(Stored data)

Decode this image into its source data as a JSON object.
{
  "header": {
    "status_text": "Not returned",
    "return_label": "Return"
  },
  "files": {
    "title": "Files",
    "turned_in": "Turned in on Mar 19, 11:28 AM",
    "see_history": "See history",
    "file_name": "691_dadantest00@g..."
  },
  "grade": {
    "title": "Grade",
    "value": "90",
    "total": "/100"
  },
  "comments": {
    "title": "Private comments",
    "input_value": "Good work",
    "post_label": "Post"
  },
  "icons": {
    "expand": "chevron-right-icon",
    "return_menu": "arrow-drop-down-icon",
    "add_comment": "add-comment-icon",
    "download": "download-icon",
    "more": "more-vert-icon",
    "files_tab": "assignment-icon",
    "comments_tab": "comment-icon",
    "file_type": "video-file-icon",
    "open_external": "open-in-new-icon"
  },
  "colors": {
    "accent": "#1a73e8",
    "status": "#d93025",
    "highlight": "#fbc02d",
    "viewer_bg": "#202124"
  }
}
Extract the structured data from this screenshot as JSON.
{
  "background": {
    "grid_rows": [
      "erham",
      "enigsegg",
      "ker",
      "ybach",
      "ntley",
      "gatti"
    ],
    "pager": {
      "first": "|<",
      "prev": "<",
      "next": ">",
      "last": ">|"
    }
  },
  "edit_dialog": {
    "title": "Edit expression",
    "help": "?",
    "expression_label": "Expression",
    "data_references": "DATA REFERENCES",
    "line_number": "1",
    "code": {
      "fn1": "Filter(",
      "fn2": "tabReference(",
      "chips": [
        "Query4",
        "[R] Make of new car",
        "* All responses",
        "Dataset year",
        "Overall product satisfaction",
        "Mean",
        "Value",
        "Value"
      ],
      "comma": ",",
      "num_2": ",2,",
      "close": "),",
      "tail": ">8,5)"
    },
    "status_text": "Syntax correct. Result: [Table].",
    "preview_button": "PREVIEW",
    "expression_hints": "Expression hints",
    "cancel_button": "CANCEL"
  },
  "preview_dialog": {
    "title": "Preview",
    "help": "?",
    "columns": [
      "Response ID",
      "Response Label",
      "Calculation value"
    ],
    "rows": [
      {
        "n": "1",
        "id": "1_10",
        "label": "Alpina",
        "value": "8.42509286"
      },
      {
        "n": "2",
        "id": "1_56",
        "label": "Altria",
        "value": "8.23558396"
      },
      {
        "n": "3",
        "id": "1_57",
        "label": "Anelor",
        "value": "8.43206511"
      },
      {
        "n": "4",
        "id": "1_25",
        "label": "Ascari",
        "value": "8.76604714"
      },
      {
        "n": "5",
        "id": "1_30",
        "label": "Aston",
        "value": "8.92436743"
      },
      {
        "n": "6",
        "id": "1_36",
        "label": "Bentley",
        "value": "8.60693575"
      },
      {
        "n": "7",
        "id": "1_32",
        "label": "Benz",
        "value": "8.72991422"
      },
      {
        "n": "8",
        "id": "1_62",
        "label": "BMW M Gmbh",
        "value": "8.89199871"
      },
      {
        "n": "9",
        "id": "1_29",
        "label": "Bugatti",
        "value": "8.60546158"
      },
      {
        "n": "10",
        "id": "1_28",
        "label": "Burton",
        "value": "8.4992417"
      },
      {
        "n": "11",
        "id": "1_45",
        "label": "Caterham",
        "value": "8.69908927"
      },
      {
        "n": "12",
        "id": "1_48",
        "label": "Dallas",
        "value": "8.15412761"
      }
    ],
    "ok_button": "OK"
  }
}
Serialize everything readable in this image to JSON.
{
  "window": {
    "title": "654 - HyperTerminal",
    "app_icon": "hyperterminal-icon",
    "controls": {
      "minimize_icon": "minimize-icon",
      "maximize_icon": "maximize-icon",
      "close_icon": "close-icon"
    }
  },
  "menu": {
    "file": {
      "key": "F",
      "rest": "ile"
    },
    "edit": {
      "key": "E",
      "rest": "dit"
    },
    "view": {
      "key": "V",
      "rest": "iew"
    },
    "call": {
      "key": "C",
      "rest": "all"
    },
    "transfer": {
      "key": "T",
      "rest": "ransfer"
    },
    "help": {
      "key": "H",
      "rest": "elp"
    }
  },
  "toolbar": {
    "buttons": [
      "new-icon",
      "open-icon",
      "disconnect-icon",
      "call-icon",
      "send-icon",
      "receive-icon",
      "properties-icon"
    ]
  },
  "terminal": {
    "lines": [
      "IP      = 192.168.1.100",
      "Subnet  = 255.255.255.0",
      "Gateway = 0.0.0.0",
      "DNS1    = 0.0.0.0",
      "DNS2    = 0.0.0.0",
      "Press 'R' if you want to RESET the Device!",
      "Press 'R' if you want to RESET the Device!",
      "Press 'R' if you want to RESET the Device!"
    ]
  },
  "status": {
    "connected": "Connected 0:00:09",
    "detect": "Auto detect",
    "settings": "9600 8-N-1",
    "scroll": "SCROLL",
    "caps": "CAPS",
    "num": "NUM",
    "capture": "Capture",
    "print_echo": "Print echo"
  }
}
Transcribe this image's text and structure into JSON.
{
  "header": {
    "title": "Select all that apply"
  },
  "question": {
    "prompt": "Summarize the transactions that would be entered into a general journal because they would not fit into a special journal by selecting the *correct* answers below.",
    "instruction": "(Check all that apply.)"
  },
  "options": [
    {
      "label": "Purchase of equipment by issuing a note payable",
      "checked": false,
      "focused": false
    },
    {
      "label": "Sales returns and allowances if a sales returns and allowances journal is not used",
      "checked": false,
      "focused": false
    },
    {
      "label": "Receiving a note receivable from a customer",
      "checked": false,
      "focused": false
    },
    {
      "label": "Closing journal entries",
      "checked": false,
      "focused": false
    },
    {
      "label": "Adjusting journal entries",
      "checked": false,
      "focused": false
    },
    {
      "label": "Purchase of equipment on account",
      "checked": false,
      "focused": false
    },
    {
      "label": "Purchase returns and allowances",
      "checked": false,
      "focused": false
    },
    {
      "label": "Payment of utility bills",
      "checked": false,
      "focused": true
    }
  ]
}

→ EXERCISE DESCRIPTION: Return only the number of lines in the preceding records that contain the string "entries".

→ THE RESULT: 2